'''

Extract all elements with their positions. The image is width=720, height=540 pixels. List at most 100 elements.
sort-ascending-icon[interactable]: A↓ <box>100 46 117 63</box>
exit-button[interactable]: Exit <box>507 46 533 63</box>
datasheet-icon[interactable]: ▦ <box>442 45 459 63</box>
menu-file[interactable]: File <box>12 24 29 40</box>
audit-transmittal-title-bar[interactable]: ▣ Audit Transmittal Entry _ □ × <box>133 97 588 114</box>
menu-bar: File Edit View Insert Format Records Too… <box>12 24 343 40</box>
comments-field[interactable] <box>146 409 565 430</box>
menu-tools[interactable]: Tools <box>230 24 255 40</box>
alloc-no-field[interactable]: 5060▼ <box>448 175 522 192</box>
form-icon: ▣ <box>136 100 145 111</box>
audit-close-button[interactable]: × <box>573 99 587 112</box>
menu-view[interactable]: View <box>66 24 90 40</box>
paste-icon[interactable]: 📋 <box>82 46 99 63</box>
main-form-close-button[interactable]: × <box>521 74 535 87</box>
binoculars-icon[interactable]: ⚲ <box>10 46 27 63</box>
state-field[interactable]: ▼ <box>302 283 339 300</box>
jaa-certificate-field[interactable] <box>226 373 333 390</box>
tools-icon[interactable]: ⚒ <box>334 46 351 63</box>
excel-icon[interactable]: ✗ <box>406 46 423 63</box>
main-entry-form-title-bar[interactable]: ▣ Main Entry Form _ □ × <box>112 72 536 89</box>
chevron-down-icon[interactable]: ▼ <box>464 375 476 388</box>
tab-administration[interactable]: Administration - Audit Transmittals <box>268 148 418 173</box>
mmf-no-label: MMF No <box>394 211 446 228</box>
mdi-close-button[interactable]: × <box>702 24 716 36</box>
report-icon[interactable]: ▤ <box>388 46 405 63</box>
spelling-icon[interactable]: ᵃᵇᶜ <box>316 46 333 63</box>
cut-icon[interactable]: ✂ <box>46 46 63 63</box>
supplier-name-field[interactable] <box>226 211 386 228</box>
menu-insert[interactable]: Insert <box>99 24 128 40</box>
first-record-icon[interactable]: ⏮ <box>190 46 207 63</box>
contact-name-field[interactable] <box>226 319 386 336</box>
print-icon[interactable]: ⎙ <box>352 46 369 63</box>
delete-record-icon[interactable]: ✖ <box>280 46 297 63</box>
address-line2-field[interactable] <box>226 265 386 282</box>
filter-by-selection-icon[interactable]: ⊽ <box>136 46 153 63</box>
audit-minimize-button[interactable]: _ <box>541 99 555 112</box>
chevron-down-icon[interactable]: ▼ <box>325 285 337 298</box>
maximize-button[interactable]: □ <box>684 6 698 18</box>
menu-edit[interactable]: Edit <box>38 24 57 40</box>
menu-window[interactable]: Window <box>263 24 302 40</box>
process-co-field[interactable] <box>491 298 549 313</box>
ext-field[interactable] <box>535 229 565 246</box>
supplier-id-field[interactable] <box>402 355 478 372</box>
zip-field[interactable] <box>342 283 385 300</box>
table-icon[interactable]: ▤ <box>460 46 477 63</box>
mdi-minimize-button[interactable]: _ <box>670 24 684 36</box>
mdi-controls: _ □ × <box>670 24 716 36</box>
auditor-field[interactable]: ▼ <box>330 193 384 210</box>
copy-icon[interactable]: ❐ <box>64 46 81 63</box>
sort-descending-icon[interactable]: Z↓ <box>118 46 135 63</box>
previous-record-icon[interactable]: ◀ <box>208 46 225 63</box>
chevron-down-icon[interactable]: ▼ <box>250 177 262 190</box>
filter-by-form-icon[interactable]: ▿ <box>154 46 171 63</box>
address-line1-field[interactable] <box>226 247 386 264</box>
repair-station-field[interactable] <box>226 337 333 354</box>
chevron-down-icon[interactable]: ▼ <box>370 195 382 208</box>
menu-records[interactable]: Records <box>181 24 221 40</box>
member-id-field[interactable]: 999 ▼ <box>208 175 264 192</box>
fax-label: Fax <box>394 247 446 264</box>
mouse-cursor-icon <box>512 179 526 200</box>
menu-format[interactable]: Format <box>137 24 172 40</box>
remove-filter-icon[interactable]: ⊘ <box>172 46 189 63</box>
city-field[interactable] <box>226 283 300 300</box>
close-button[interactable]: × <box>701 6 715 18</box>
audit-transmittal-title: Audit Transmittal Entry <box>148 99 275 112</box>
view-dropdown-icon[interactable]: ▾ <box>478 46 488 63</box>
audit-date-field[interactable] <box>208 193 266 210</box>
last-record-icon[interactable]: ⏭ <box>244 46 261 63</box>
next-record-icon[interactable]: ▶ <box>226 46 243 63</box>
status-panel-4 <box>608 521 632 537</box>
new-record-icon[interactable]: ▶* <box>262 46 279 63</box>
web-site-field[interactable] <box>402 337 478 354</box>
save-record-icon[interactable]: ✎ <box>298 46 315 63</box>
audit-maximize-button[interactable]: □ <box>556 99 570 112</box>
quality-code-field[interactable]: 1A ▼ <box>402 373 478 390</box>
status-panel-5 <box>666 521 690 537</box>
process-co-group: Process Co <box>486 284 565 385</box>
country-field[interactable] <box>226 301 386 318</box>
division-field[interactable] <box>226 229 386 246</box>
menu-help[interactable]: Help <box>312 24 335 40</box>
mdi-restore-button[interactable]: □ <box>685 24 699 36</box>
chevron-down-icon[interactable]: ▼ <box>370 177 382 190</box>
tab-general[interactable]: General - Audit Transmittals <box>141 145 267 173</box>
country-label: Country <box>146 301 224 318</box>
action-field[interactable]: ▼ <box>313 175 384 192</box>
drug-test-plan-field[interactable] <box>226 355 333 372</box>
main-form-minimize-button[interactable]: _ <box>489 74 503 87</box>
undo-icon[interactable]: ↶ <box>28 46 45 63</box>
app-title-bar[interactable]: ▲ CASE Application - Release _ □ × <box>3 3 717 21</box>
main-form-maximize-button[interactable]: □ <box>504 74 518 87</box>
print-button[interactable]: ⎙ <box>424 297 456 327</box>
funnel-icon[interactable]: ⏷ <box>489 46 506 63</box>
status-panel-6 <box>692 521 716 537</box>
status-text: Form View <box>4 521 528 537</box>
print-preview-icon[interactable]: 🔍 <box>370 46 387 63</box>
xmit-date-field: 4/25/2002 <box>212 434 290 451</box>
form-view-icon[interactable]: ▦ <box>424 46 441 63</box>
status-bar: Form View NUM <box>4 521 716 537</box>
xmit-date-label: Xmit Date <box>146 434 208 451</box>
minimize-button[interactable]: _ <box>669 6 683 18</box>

'''

- **CONSEGNA**
Trasforma in un elenco numerato la parte delle voci che va dall'inizio fino alla riga contenente "menu-file[interactable]: File <box>12", estremi compresi, tralasciando le righe vuote.

- **SOLUZIONE**
1. Extract all elements with their positions. The image is width=720, height=540 pixels. List at most 100 elements.
2. sort-ascending-icon[interactable]: A↓ <box>100 46 117 63</box>
3. exit-button[interactable]: Exit <box>507 46 533 63</box>
4. datasheet-icon[interactable]: ▦ <box>442 45 459 63</box>
5. menu-file[interactable]: File <box>12 24 29 40</box>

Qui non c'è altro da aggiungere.